- DIRECTIONS FOR THIS TASK: Check each line of the material. Copy those containing "center".

- RECORDS PROVIDED:
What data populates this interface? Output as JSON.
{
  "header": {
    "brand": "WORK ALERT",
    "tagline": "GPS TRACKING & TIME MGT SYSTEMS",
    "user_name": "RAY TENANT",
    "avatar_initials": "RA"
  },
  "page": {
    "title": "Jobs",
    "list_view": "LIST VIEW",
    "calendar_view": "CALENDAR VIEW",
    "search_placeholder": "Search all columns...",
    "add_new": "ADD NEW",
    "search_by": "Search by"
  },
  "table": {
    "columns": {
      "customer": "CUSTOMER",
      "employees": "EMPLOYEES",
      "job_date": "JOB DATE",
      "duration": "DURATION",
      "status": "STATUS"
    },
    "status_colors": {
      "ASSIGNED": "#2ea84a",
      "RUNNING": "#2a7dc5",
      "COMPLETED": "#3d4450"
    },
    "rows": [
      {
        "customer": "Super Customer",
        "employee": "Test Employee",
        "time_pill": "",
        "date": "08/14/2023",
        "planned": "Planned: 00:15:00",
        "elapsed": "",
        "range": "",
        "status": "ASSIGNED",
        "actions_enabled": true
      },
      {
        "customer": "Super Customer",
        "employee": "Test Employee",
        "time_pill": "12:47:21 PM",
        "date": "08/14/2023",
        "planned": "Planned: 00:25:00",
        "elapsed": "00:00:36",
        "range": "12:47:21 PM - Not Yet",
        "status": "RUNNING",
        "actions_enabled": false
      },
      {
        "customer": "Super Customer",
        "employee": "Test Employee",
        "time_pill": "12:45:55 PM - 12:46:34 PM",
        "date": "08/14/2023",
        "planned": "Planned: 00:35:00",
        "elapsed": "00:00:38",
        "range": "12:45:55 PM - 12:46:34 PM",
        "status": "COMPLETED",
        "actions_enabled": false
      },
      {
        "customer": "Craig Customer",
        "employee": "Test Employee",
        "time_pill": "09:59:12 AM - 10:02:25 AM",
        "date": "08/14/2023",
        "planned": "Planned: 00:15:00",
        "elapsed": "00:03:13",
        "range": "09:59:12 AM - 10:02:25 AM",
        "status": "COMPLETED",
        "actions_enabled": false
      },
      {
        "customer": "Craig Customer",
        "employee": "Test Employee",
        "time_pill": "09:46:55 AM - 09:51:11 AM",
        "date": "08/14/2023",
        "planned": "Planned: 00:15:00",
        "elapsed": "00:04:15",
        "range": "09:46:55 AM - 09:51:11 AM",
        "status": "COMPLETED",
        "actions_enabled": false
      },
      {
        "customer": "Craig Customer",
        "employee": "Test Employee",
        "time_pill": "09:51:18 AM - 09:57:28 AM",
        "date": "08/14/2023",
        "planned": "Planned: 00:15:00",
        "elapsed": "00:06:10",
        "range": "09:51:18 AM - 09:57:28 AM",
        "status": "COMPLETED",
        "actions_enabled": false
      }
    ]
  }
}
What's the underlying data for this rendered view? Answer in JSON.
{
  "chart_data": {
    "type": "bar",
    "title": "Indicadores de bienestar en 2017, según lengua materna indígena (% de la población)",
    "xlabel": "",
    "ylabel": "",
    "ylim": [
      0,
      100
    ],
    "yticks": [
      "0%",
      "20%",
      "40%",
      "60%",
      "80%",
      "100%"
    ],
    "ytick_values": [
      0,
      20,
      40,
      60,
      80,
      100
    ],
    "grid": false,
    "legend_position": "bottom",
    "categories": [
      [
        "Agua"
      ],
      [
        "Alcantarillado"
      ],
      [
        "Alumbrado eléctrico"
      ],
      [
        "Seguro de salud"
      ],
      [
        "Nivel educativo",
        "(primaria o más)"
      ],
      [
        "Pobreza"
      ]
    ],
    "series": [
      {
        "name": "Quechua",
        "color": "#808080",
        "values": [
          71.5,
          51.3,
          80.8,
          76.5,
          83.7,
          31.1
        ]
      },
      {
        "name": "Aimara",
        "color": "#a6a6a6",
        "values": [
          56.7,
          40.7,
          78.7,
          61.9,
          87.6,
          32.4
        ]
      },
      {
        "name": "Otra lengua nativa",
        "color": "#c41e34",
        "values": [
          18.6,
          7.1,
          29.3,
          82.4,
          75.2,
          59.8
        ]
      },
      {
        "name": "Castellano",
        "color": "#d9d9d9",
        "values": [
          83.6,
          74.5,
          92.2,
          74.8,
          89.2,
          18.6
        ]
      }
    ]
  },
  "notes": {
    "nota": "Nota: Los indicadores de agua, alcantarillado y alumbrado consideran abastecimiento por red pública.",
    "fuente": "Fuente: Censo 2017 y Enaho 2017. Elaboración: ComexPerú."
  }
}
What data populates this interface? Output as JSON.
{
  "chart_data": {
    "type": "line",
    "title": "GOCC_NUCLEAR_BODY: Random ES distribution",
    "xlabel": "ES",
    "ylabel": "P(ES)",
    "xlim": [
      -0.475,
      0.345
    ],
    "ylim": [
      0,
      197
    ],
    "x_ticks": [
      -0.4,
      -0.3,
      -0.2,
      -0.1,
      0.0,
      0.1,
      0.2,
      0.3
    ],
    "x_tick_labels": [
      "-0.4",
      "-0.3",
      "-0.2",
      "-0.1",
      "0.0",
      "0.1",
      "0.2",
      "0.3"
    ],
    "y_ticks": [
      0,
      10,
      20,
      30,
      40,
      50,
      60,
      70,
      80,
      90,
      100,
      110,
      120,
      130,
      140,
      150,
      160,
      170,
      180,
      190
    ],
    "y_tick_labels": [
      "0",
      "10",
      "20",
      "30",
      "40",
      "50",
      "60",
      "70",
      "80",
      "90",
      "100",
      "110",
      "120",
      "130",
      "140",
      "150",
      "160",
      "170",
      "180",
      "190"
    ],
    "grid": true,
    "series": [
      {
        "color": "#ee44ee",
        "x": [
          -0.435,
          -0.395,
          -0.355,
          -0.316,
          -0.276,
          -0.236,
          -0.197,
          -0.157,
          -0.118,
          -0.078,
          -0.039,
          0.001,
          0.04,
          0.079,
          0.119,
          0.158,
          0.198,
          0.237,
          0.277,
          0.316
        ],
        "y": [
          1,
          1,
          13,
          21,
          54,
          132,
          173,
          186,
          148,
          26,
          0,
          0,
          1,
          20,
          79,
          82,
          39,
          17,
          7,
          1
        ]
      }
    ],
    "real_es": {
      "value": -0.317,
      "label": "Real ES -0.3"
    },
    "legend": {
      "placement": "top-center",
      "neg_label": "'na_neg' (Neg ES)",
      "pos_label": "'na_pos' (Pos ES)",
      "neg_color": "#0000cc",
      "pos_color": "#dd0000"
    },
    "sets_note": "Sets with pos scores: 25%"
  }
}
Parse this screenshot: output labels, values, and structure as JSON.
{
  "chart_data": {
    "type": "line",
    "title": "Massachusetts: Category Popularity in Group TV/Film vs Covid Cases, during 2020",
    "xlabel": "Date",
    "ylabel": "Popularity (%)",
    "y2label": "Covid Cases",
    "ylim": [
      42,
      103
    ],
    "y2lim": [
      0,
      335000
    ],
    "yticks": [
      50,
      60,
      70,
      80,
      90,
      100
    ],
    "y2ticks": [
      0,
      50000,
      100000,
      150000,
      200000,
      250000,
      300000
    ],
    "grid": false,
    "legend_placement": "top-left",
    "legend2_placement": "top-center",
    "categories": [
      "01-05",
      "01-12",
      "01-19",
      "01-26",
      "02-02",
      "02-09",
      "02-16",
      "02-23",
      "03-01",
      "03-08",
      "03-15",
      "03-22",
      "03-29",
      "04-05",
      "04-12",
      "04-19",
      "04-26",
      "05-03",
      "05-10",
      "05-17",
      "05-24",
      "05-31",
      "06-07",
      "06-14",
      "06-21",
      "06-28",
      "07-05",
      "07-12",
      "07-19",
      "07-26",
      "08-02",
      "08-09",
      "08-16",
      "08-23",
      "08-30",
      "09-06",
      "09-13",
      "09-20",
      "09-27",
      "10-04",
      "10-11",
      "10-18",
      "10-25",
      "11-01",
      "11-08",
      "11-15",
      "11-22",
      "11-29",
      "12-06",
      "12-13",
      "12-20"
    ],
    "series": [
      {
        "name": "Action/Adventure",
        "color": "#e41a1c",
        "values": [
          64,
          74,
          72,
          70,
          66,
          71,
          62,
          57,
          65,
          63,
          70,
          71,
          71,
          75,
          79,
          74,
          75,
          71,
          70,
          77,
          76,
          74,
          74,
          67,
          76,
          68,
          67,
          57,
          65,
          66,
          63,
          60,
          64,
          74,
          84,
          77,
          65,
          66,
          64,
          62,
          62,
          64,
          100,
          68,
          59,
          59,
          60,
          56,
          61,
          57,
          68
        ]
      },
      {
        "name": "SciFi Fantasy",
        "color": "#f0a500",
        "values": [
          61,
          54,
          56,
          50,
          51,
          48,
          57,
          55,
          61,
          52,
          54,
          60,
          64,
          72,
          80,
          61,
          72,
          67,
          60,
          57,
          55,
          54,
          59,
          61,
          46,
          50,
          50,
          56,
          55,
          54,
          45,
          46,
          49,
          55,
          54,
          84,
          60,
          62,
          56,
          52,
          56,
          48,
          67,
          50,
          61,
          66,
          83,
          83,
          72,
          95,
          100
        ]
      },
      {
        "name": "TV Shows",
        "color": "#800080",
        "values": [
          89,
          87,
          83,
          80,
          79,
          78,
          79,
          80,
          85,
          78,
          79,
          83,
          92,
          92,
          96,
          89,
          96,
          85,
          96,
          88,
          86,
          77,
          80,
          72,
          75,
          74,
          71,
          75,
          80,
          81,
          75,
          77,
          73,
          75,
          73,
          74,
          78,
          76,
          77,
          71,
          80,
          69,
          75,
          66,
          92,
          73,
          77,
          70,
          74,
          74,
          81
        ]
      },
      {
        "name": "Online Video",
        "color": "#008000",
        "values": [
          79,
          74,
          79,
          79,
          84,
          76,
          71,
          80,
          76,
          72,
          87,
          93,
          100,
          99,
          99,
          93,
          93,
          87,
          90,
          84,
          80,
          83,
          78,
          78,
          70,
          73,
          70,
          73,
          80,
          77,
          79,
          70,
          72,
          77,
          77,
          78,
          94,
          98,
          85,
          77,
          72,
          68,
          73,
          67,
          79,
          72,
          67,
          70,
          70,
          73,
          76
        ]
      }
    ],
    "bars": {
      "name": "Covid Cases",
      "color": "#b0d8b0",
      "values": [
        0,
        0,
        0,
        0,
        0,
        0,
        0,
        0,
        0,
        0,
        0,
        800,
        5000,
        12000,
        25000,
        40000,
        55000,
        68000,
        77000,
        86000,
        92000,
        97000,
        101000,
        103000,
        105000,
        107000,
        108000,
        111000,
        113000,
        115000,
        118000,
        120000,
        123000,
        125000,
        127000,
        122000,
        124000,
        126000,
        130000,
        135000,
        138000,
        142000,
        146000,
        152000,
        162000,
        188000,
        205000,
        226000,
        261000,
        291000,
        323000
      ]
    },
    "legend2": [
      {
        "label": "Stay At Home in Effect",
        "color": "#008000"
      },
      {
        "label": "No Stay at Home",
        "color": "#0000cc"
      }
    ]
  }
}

- OUTPUT FOR THIS EXERCISE:
      "placement": "top-center",
    "legend2_placement": "top-center",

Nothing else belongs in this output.